> [Activity 1]: State whether each statement below agrees with the passage about heater-cooler units, answering yes or no and quoting the deciding words of the passage. (a) The friend's son was diagnosed with a very rare cancer at 19 months of age. (b) The friend had no personal history of cancer. (c) The most recent outbreak described was traced to several heater-cooler units.
> [Activity 2]: Continue the passage about heater-cooler units, starting after its final sentence.

> [Passage shown]:
Unless you’re completely without feeling, I would hazard a guess that when you hear of something bad happening to a child be it abuse or neglect, injury or disease or even death your heart hurts a little. Many of us cannot fathom having a deathly ill child. I’ve been lucky, but I have a close friend whose son at the age of 19 months was diagnosed with a very rare cancer. The treatment was long, hard, and heartbreaking, and made worse by the fact that my friend was also a childhood cancer survivor so knew exactly what his son was going through. I’m happy to say that Liam beat the odds and while he remains cancer free, he will continue to be closely monitored.
While not a brand new issue, heater-cooler units that are used during heart surgeries to regulate the temperature of patients on bypass continue to plague Infection Preventionists, since they are difficult to disinfect, but much needed machines that have been the root cause of several outbreaks. The most recent I’ve read about impacted 12 patients at a children’s hospital who underwent cardiac surgery this summer. The outbreak was blamed on a single heater-cooler unit used in a single operating room.

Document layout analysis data
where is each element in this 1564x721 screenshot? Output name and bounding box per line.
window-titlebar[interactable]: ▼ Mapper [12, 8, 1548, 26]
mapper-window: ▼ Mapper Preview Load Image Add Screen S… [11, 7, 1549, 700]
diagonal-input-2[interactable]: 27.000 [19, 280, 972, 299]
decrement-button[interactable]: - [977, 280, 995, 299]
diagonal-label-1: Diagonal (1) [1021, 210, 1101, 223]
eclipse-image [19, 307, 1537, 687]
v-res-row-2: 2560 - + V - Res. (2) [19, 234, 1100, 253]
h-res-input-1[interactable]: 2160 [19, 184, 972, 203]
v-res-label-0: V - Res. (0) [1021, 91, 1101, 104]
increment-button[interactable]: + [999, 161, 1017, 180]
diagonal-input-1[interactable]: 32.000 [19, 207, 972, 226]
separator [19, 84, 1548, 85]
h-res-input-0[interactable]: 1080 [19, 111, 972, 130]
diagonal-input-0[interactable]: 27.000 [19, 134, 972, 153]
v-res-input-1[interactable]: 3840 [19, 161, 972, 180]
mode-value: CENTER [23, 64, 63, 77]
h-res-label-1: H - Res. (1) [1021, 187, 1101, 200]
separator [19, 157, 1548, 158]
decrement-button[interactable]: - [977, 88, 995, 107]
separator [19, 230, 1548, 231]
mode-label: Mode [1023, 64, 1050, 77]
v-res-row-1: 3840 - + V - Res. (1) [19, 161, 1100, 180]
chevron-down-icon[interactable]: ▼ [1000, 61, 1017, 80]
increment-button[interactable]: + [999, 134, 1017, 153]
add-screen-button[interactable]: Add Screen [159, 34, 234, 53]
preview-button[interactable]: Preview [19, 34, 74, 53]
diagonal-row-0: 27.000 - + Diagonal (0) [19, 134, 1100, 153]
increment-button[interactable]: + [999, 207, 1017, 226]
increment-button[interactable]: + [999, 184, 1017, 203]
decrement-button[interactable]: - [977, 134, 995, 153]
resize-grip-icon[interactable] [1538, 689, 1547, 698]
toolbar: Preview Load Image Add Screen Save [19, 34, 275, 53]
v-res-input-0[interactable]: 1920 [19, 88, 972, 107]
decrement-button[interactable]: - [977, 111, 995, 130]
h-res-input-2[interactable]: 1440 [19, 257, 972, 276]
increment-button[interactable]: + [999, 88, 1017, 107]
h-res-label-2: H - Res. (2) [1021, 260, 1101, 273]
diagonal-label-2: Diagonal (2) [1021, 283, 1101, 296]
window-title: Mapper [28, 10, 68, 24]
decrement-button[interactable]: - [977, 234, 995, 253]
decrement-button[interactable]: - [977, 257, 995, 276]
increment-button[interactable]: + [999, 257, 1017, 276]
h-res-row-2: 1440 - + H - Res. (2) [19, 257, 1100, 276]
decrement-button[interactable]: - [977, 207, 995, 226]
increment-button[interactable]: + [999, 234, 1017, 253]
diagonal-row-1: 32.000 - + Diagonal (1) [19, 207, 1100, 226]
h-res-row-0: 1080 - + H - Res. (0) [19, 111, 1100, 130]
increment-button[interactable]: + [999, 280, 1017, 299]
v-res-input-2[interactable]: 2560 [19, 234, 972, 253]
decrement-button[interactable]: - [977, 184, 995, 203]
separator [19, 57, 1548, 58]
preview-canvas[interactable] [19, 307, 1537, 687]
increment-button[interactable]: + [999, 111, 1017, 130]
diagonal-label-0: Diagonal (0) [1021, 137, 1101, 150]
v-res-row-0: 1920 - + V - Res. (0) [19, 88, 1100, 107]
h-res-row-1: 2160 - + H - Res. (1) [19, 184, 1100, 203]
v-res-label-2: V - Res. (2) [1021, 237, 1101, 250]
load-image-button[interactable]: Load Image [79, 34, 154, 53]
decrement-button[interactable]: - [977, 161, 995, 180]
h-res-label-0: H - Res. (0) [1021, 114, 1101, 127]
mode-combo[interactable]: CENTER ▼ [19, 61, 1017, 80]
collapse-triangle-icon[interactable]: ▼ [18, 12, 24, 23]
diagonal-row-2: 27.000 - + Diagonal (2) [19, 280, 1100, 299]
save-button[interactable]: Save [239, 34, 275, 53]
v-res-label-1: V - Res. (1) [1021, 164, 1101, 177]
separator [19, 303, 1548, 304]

> [Output 1]:
(a) Yes: "whose son at the age of 19 months was diagnosed with a very rare cancer"
(b) No: "my friend was also a childhood cancer survivor"
(c) No: "The outbreak was blamed on a single heater-cooler unit used in a single operating room."

> [Output 2]:
Patients exhibited signs of surgical site infections including swelling, wound drainage, redness and fever caused by Mycobacterium abscessus. This bacterium is an environmental bacteria that is routinely found in water, soil and dust and while perhaps not the most common bacteria to cause SSIs, it has been known to contaminate medications and other products including medical devices. Transmission of this bacterium generally occurs by injections of substances contaminated with the bacterium or through invasive medical procedures such as open heart surgery that use medical devices, equipment or material that is contaminated with the bacteria.
In order to ensure more patients were not infected the hospital has replaced the heater-cooler device and completed a thorough cleaning and disinfection of the operating room to remove any chance of future environmental contamination. As for the 12 patients infected, while they have all been hospitalized, the good news is that some are very close to going home!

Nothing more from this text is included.